Transcribe the full listing below exactly.

[Dataset items]
☆ ☆ ☆ ☆

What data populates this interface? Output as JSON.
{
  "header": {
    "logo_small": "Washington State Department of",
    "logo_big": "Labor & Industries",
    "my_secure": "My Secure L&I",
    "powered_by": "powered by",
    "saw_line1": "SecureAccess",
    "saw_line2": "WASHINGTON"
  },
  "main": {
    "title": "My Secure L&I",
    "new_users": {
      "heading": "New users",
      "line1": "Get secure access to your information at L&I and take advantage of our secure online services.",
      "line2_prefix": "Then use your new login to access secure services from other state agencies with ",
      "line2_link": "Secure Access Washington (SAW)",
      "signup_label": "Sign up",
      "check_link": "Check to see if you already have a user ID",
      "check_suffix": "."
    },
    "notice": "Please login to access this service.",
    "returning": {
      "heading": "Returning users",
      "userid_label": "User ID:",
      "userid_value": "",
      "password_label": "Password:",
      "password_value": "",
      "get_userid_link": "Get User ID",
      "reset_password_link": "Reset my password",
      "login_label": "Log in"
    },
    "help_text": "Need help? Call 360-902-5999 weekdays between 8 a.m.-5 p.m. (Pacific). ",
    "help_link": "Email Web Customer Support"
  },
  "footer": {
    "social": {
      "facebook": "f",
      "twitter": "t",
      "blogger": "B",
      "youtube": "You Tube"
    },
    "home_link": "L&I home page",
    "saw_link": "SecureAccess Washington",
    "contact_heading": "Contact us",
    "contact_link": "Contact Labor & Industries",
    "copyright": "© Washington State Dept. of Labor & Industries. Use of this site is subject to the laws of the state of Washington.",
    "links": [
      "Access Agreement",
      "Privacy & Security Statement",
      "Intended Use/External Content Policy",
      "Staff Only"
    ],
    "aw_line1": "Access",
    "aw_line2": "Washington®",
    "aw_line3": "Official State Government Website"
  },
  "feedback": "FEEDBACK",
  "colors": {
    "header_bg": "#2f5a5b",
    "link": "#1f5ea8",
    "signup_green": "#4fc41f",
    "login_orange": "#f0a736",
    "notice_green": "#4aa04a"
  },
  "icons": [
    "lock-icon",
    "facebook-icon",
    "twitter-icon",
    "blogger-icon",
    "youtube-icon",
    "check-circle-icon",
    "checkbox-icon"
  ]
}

☆ ☆ ☆ ☆

» Exercise answer
What data populates this interface? Output as JSON.
{
  "header": {
    "logo_small": "Washington State Department of",
    "logo_big": "Labor & Industries",
    "my_secure": "My Secure L&I",
    "powered_by": "powered by",
    "saw_line1": "SecureAccess",
    "saw_line2": "WASHINGTON"
  },
  "main": {
    "title": "My Secure L&I",
    "new_users": {
      "heading": "New users",
      "line1": "Get secure access to your information at L&I and take advantage of our secure online services.",
      "line2_prefix": "Then use your new login to access secure services from other state agencies with ",
      "line2_link": "Secure Access Washington (SAW)",
      "signup_label": "Sign up",
      "check_link": "Check to see if you already have a user ID",
      "check_suffix": "."
    },
    "notice": "Please login to access this service.",
    "returning": {
      "heading": "Returning users",
      "userid_label": "User ID:",
      "userid_value": "",
      "password_label": "Password:",
      "password_value": "",
      "get_userid_link": "Get User ID",
      "reset_password_link": "Reset my password",
      "login_label": "Log in"
    },
    "help_text": "Need help? Call 360-902-5999 weekdays between 8 a.m.-5 p.m. (Pacific). ",
    "help_link": "Email Web Customer Support"
  },
  "footer": {
    "social": {
      "facebook": "f",
      "twitter": "t",
      "blogger": "B",
      "youtube": "You Tube"
    },
    "home_link": "L&I home page",
    "saw_link": "SecureAccess Washington",
    "contact_heading": "Contact us",
    "contact_link": "Contact Labor & Industries",
    "copyright": "© Washington State Dept. of Labor & Industries. Use of this site is subject to the laws of the state of Washington.",
    "links": [
      "Access Agreement",
      "Privacy & Security Statement",
      "Intended Use/External Content Policy",
      "Staff Only"
    ],
    "aw_line1": "Access",
    "aw_line2": "Washington®",
    "aw_line3": "Official State Government Website"
  },
  "feedback": "FEEDBACK",
  "colors": {
    "header_bg": "#2f5a5b",
    "link": "#1f5ea8",
    "signup_green": "#4fc41f",
    "login_orange": "#f0a736",
    "notice_green": "#4aa04a"
  },
  "icons": [
    "lock-icon",
    "facebook-icon",
    "twitter-icon",
    "blogger-icon",
    "youtube-icon",
    "check-circle-icon",
    "checkbox-icon"
  ]
}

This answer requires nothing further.